### Exercise input

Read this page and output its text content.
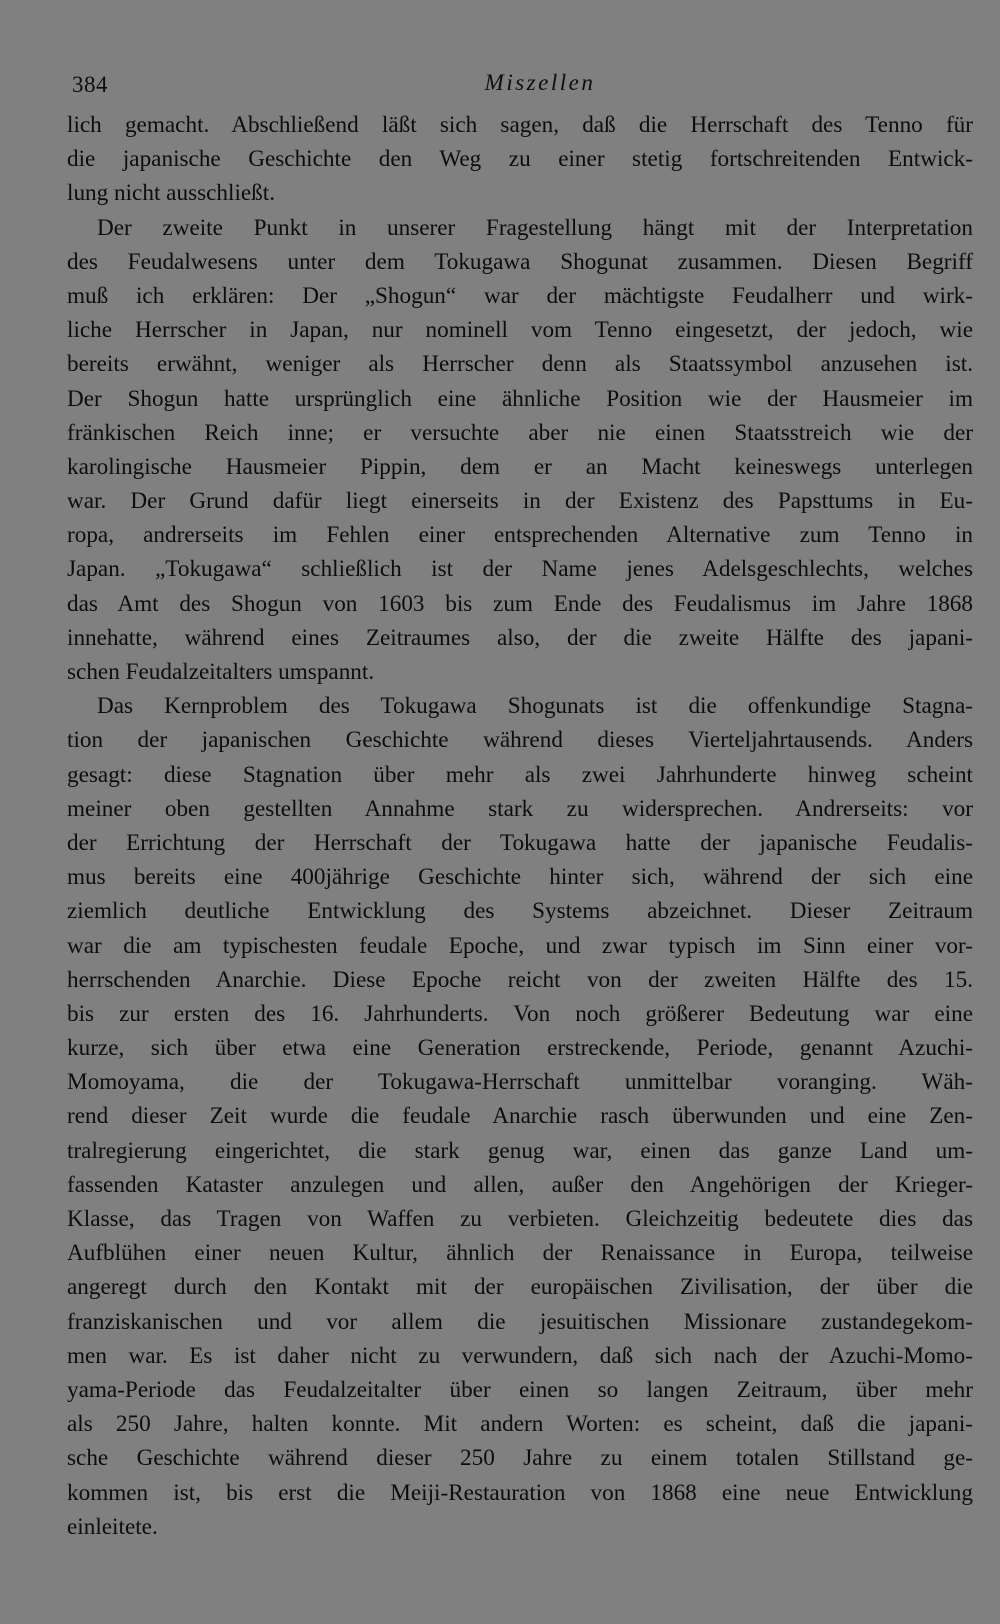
384	Miszellen
lich gemacht. Abschließend läßt sich sagen, daß die Herrschaft des Tenno für
die japanische Geschichte den Weg zu einer stetig fortschreitenden Entwick-
lung nicht ausschließt.
Der zweite Punkt in unserer Fragestellung hängt mit der Interpretation
des Feudalwesens unter dem Tokugawa Shogunat zusammen. Diesen Begriff
muß ich erklären: Der „Shogun“ war der mächtigste Feudalherr und wirk-
liche Herrscher in Japan, nur nominell vom Tenno eingesetzt, der jedoch, wie
bereits erwähnt, weniger als Herrscher denn als Staatssymbol anzusehen ist.
Der Shogun hatte ursprünglich eine ähnliche Position wie der Hausmeier im
fränkischen Reich inne; er versuchte aber nie einen Staatsstreich wie der
karolingische Hausmeier Pippin, dem er an Macht keineswegs unterlegen
war. Der Grund dafür liegt einerseits in der Existenz des Papsttums in Eu-
ropa, andrerseits im Fehlen einer entsprechenden Alternative zum Tenno in
Japan. „Tokugawa“ schließlich ist der Name jenes Adelsgeschlechts, welches
das Amt des Shogun von 1603 bis zum Ende des Feudalismus im Jahre 1868
innehatte, während eines Zeitraumes also, der die zweite Hälfte des japani-
schen Feudalzeitalters umspannt.
Das Kernproblem des Tokugawa Shogunats ist die offenkundige Stagna-
tion der japanischen Geschichte während dieses Vierteljahrtausends. Anders
gesagt: diese Stagnation über mehr als zwei Jahrhunderte hinweg scheint
meiner oben gestellten Annahme stark zu widersprechen. Andrerseits: vor
der Errichtung der Herrschaft der Tokugawa hatte der japanische Feudalis-
mus bereits eine 400jährige Geschichte hinter sich, während der sich eine
ziemlich deutliche Entwicklung des Systems abzeichnet. Dieser Zeitraum
war die am typischesten feudale Epoche, und zwar typisch im Sinn einer vor-
herrschenden Anarchie. Diese Epoche reicht von der zweiten Hälfte des 15.
bis zur ersten des 16. Jahrhunderts. Von noch größerer Bedeutung war eine
kurze, sich über etwa eine Generation erstreckende, Periode, genannt Azuchi-
Momoyama, die der Tokugawa-Herrschaft unmittelbar voranging. Wäh-
rend dieser Zeit wurde die feudale Anarchie rasch überwunden und eine Zen-
tralregierung eingerichtet, die stark genug war, einen das ganze Land um-
fassenden Kataster anzulegen und allen, außer den Angehörigen der Krieger-
Klasse, das Tragen von Waffen zu verbieten. Gleichzeitig bedeutete dies das
Aufblühen einer neuen Kultur, ähnlich der Renaissance in Europa, teilweise
angeregt durch den Kontakt mit der europäischen Zivilisation, der über die
franziskanischen und vor allem die jesuitischen Missionare zustandegekom-
men war. Es ist daher nicht zu verwundern, daß sich nach der Azuchi-Momo-
yama-Periode das Feudalzeitalter über einen so langen Zeitraum, über mehr
als 250 Jahre, halten konnte. Mit andern Worten: es scheint, daß die japani-
sche Geschichte während dieser 250 Jahre zu einem totalen Stillstand ge-
kommen ist, bis erst die Meiji-Restauration von 1868 eine neue Entwicklung
einleitete.
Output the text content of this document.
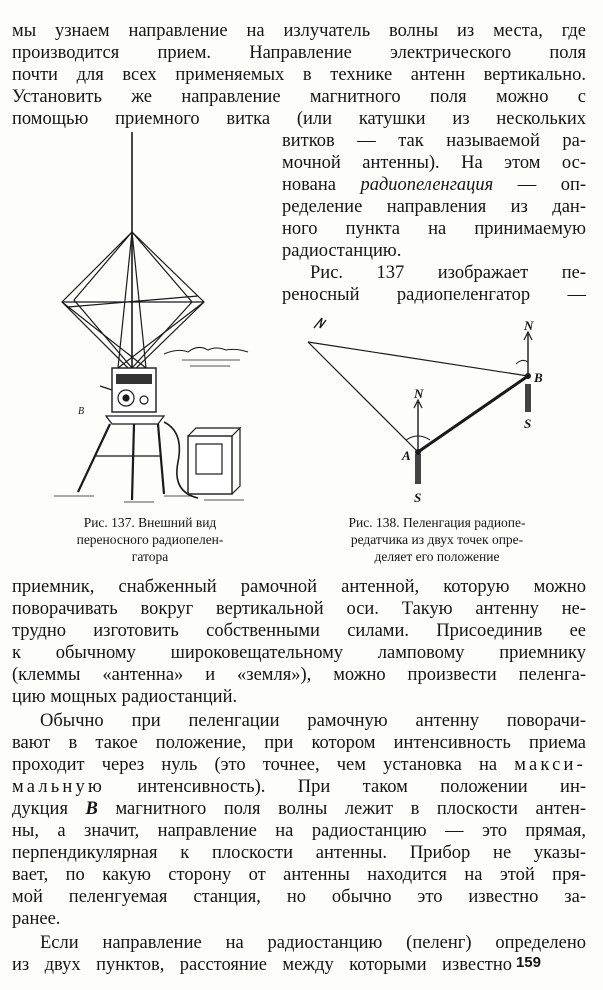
мы узнаем направление на излучатель волны из места, где
производится прием. Направление электрического поля
почти для всех применяемых в технике антенн вертикально.
Установить же направление магнитного поля можно с
помощью приемного витка (или катушки из нескольких
витков — так называемой ра-
мочной антенны). На этом ос-
нована радиопеленгация — оп-
ределение направления из дан-
ного пункта на принимаемую
радиостанцию.
Рис. 137 изображает пе-
реносный радиопеленгатор —
B
N
S
A
N
B
S
Рис. 137. Внешний вид
переносного радиопелен-
гатора
Рис. 138. Пеленгация радиопе-
редатчика из двух точек опре-
деляет его положение
приемник, снабженный рамочной антенной, которую можно
поворачивать вокруг вертикальной оси. Такую антенну не-
трудно изготовить собственными силами. Присоединив ее
к обычному широковещательному ламповому приемнику
(клеммы «антенна» и «земля»), можно произвести пеленга-
цию мощных радиостанций.
Обычно при пеленгации рамочную антенну поворачи-
вают в такое положение, при котором интенсивность приема
проходит через нуль (это точнее, чем установка на макси-
мальную интенсивность). При таком положении ин-
дукция B магнитного поля волны лежит в плоскости антен-
ны, а значит, направление на радиостанцию — это прямая,
перпендикулярная к плоскости антенны. Прибор не указы-
вает, по какую сторону от антенны находится на этой пря-
мой пеленгуемая станция, но обычно это известно за-
ранее.
Если направление на радиостанцию (пеленг) определено
из двух пунктов, расстояние между которыми известно 159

######

» **Required work**:
Return all lines with the word "feudale" in them.

» **Full solution**:
war die am typischesten feudale Epoche, und zwar typisch im Sinn einer vor-
rend dieser Zeit wurde die feudale Anarchie rasch überwunden und eine Zen-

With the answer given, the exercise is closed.